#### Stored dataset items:
━━━━━━━━
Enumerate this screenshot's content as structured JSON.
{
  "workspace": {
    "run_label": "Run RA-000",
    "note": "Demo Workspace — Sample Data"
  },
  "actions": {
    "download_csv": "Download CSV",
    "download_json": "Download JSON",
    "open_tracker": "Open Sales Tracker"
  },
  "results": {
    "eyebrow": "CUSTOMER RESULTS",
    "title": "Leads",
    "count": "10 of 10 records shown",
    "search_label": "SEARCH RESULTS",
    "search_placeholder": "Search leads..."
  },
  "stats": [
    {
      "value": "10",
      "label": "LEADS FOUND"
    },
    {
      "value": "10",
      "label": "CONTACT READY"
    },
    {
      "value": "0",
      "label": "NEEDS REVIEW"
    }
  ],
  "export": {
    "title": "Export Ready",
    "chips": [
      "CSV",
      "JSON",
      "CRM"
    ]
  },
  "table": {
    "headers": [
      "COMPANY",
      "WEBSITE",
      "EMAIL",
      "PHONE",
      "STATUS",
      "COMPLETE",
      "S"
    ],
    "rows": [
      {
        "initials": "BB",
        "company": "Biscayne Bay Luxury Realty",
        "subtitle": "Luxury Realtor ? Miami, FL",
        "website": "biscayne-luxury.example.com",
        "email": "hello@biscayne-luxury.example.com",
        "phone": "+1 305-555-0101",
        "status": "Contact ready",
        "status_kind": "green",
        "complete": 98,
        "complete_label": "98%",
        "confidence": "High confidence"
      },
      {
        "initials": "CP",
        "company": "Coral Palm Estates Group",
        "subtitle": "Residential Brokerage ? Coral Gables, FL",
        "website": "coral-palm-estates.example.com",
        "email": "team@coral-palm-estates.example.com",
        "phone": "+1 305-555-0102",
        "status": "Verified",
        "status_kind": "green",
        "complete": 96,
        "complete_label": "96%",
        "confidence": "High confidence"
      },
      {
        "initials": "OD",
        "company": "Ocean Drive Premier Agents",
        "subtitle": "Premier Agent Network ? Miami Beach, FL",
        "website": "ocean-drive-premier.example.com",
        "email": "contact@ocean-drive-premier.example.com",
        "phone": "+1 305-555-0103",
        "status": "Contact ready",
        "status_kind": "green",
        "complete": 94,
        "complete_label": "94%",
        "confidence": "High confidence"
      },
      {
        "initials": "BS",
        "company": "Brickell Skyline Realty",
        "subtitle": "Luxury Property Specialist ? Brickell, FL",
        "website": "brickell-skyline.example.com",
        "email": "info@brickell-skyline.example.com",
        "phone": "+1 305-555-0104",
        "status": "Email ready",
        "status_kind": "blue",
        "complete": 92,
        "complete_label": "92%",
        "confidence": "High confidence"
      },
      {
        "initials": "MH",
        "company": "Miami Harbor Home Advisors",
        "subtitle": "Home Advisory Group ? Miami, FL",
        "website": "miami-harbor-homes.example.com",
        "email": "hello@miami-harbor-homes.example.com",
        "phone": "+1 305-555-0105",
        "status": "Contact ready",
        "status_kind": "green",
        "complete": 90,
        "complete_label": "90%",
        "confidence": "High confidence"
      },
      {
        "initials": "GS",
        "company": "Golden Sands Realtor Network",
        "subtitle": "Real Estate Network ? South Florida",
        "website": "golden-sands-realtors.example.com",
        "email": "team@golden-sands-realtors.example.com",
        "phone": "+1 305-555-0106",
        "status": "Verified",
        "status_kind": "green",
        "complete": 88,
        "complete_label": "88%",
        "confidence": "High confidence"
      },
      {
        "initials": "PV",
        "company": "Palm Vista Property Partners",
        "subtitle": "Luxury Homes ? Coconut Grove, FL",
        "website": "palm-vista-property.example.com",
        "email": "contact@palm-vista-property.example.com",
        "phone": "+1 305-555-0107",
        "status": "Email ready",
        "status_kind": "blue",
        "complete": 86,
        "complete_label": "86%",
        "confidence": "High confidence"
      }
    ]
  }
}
━━━━━━━━
Make an exact copy of every line in the data.

#### Worked solution:
Enumerate this screenshot's content as structured JSON.
{
  "workspace": {
    "run_label": "Run RA-000",
    "note": "Demo Workspace — Sample Data"
  },
  "actions": {
    "download_csv": "Download CSV",
    "download_json": "Download JSON",
    "open_tracker": "Open Sales Tracker"
  },
  "results": {
    "eyebrow": "CUSTOMER RESULTS",
    "title": "Leads",
    "count": "10 of 10 records shown",
    "search_label": "SEARCH RESULTS",
    "search_placeholder": "Search leads..."
  },
  "stats": [
    {
      "value": "10",
      "label": "LEADS FOUND"
    },
    {
      "value": "10",
      "label": "CONTACT READY"
    },
    {
      "value": "0",
      "label": "NEEDS REVIEW"
    }
  ],
  "export": {
    "title": "Export Ready",
    "chips": [
      "CSV",
      "JSON",
      "CRM"
    ]
  },
  "table": {
    "headers": [
      "COMPANY",
      "WEBSITE",
      "EMAIL",
      "PHONE",
      "STATUS",
      "COMPLETE",
      "S"
    ],
    "rows": [
      {
        "initials": "BB",
        "company": "Biscayne Bay Luxury Realty",
        "subtitle": "Luxury Realtor ? Miami, FL",
        "website": "biscayne-luxury.example.com",
        "email": "hello@biscayne-luxury.example.com",
        "phone": "+1 305-555-0101",
        "status": "Contact ready",
        "status_kind": "green",
        "complete": 98,
        "complete_label": "98%",
        "confidence": "High confidence"
      },
      {
        "initials": "CP",
        "company": "Coral Palm Estates Group",
        "subtitle": "Residential Brokerage ? Coral Gables, FL",
        "website": "coral-palm-estates.example.com",
        "email": "team@coral-palm-estates.example.com",
        "phone": "+1 305-555-0102",
        "status": "Verified",
        "status_kind": "green",
        "complete": 96,
        "complete_label": "96%",
        "confidence": "High confidence"
      },
      {
        "initials": "OD",
        "company": "Ocean Drive Premier Agents",
        "subtitle": "Premier Agent Network ? Miami Beach, FL",
        "website": "ocean-drive-premier.example.com",
        "email": "contact@ocean-drive-premier.example.com",
        "phone": "+1 305-555-0103",
        "status": "Contact ready",
        "status_kind": "green",
        "complete": 94,
        "complete_label": "94%",
        "confidence": "High confidence"
      },
      {
        "initials": "BS",
        "company": "Brickell Skyline Realty",
        "subtitle": "Luxury Property Specialist ? Brickell, FL",
        "website": "brickell-skyline.example.com",
        "email": "info@brickell-skyline.example.com",
        "phone": "+1 305-555-0104",
        "status": "Email ready",
        "status_kind": "blue",
        "complete": 92,
        "complete_label": "92%",
        "confidence": "High confidence"
      },
      {
        "initials": "MH",
        "company": "Miami Harbor Home Advisors",
        "subtitle": "Home Advisory Group ? Miami, FL",
        "website": "miami-harbor-homes.example.com",
        "email": "hello@miami-harbor-homes.example.com",
        "phone": "+1 305-555-0105",
        "status": "Contact ready",
        "status_kind": "green",
        "complete": 90,
        "complete_label": "90%",
        "confidence": "High confidence"
      },
      {
        "initials": "GS",
        "company": "Golden Sands Realtor Network",
        "subtitle": "Real Estate Network ? South Florida",
        "website": "golden-sands-realtors.example.com",
        "email": "team@golden-sands-realtors.example.com",
        "phone": "+1 305-555-0106",
        "status": "Verified",
        "status_kind": "green",
        "complete": 88,
        "complete_label": "88%",
        "confidence": "High confidence"
      },
      {
        "initials": "PV",
        "company": "Palm Vista Property Partners",
        "subtitle": "Luxury Homes ? Coconut Grove, FL",
        "website": "palm-vista-property.example.com",
        "email": "contact@palm-vista-property.example.com",
        "phone": "+1 305-555-0107",
        "status": "Email ready",
        "status_kind": "blue",
        "complete": 86,
        "complete_label": "86%",
        "confidence": "High confidence"
      }
    ]
  }
}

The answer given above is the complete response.